**TASK DIRECTIONS**
Reproduce the passage from the post about Lupercalia and February word for word, starting at "As if on cue, the" and ending at "favorite pictures ever.".

**TEXT SECTION**
=====

While we were busy celebrating the purification of the world and preparation for planting and birthing the spring clutches of agricultural animals, we might as well throw in human babies as well, right?  So, all of the celebrations about purifying the land and body were lumped in with the Lupercalia.  The final day of Lupcalia was recognized as the Februa.

Lupercalia involved young men of the city running around the city walls.  It wasn't a race so much as it was just a tradition.  All of the women of the city who were pregnant or who were hoping to be pregnant, or who might get pregnant, lined up along the streets and the course of the run, holding out their hands.  The youths running through the streets and around the walls struck the waiting ladies' hands with thongs made from the skin of the goats sacrificed in the name of Lupercus (because wolves like eating goats and sheep--get it!?!?).  This would then bless the women of Rome with ripe, fertile uteri, ready to be impregnated.  It was also to help ease the pain of childbirth and to make sure healthy babies were born, so it wasn't all just foreplay.

As Christianity took hold in the Empire, the Lupercalia was frowned upon (as were most pagan rituals); it was essentially phased out by the fourth century.  There is no real proof, but given the church's predilection toward placing "major" Christian feasts and holidays around popular pagan rituals, there is a chance that the Saint Valentine story was retconned so that he conveniently died during the middle of the Lupercalia.  Here, instead of celebrating a guy with furry goat legs, let us celebrate a man who may not have existed and who was martyred for performing these Christian weddings.  Killing goats, bad; beheading peaceful men, good.

As someone who grew up in northern climes, we didn't start thinking about such things as planting and such until much later in the year.  February was always pretty harsh--it was cold, snowy, and there was a lot of flu and colds going around.  Maybe, for the folks in the south, Februus and his prepping the land for planting season makes sense, but for those in the frigid north, Febria is more appropriate.

Either way, these days February usually invokes images of cold and snow, which provides a perfect backdrop for today's Latin lesson:

Quoniam figeo, tremo!
Pronounced:  "Kwo-nee-ahm fri-gay-oh, tray-moh!"

Shaky translation in the hovertext

As if on cue, the master prognosticators of the area have told us to be ready for snow over the weekend.   It's not supposed to be much, which means that the mass panic will be somewhere short of riotous stampedes in the street, but with minor bouts of teeth-gnashing and wailing.  Thank God no one has decided to name this "winter storm".  Regardless, stay safe, stay warm, and brew up an extra pot of coffee.  I might drop in for a visit.


Scope said...

I just linked to one of my favorite pictures ever.

And I always say that in Chicago, spring really starts on a different saint's day.

=====

**DATA SHOWN**
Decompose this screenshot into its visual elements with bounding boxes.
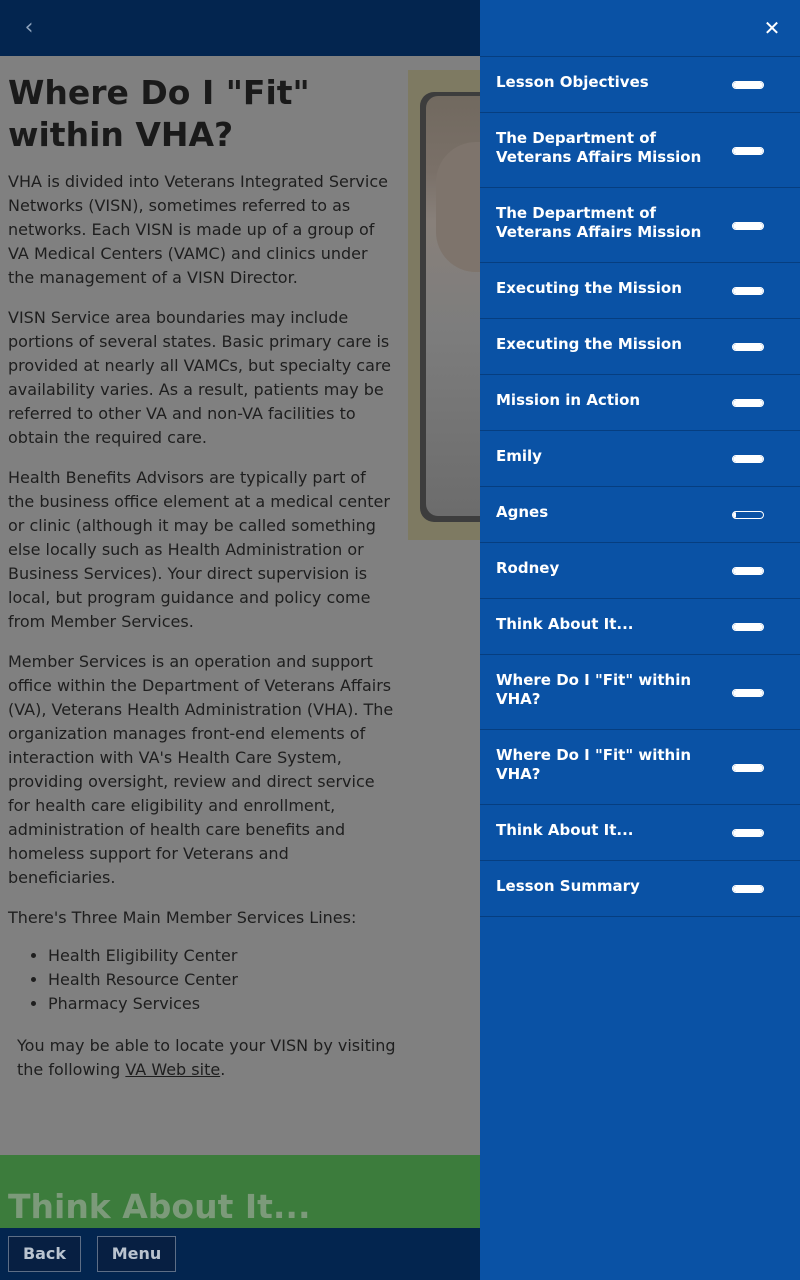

=====

**SOLUTION FOR THIS PROBLEM**
As if on cue, the master prognosticators of the area have told us to be ready for snow over the weekend.   It's not supposed to be much, which means that the mass panic will be somewhere short of riotous stampedes in the street, but with minor bouts of teeth-gnashing and wailing.  Thank God no one has decided to name this "winter storm".  Regardless, stay safe, stay warm, and brew up an extra pot of coffee.  I might drop in for a visit.


Scope said...

I just linked to one of my favorite pictures ever.